[start of Source records]

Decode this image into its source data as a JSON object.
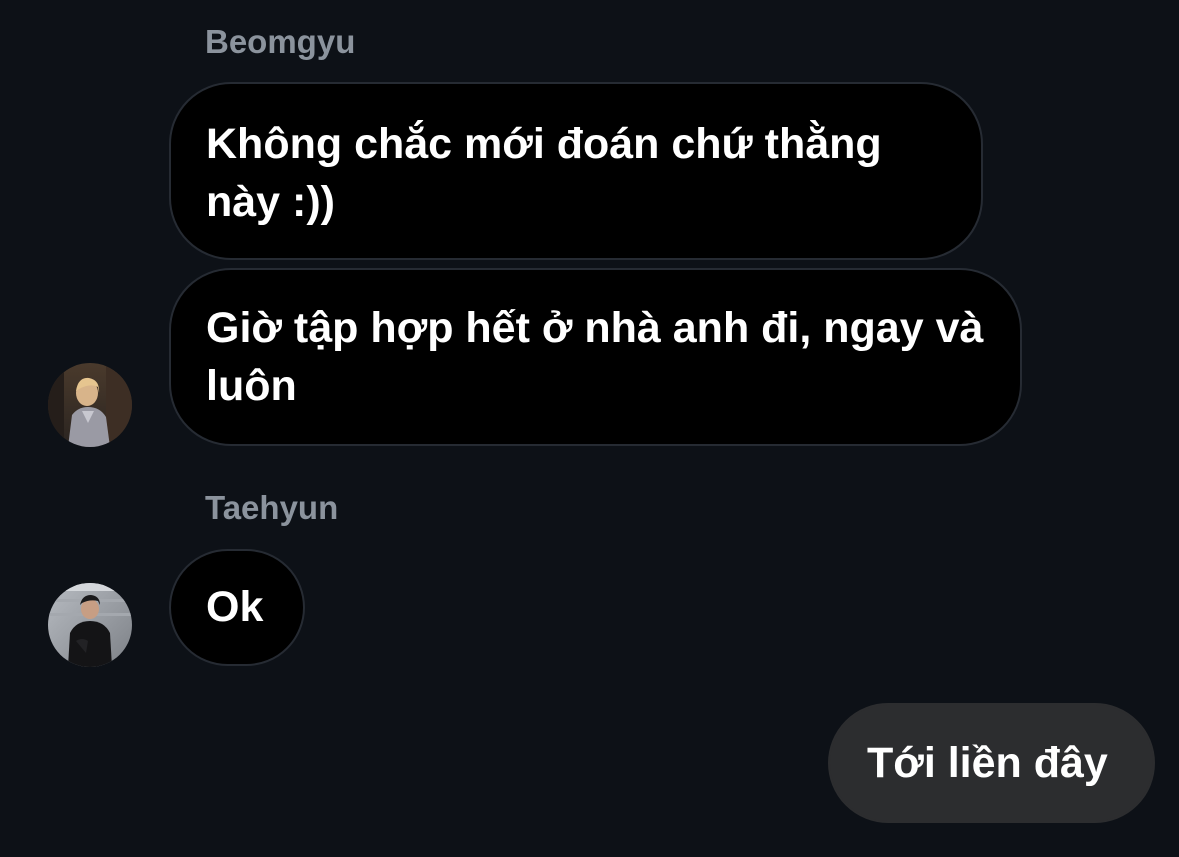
{
  "conversation": {
    "groups": [
      {
        "sender": "Beomgyu",
        "avatar_icon": "user-avatar-photo-icon",
        "messages": [
          "Không chắc mới đoán chứ thằng này :))",
          "Giờ tập hợp hết ở nhà anh đi, ngay và luôn"
        ]
      },
      {
        "sender": "Taehyun",
        "avatar_icon": "user-avatar-photo-icon",
        "messages": [
          "Ok"
        ]
      }
    ],
    "outgoing": [
      "Tới liền đây"
    ]
  },
  "colors": {
    "background": "#0d1117",
    "incoming_bubble": "#000000",
    "incoming_border": "#262b33",
    "outgoing_bubble": "#2c2d2f",
    "sender_name": "#8b939d",
    "text": "#ffffff"
  }
}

[end of Source records]

Take the records above and transcribe them exactly, dropping every picture.

*Answer to the task:*
Decode this image into its source data as a JSON object.
{
  "conversation": {
    "groups": [
      {
        "sender": "Beomgyu",
        "avatar_icon": "user-avatar-photo-icon",
        "messages": [
          "Không chắc mới đoán chứ thằng này :))",
          "Giờ tập hợp hết ở nhà anh đi, ngay và luôn"
        ]
      },
      {
        "sender": "Taehyun",
        "avatar_icon": "user-avatar-photo-icon",
        "messages": [
          "Ok"
        ]
      }
    ],
    "outgoing": [
      "Tới liền đây"
    ]
  },
  "colors": {
    "background": "#0d1117",
    "incoming_bubble": "#000000",
    "incoming_border": "#262b33",
    "outgoing_bubble": "#2c2d2f",
    "sender_name": "#8b939d",
    "text": "#ffffff"
  }
}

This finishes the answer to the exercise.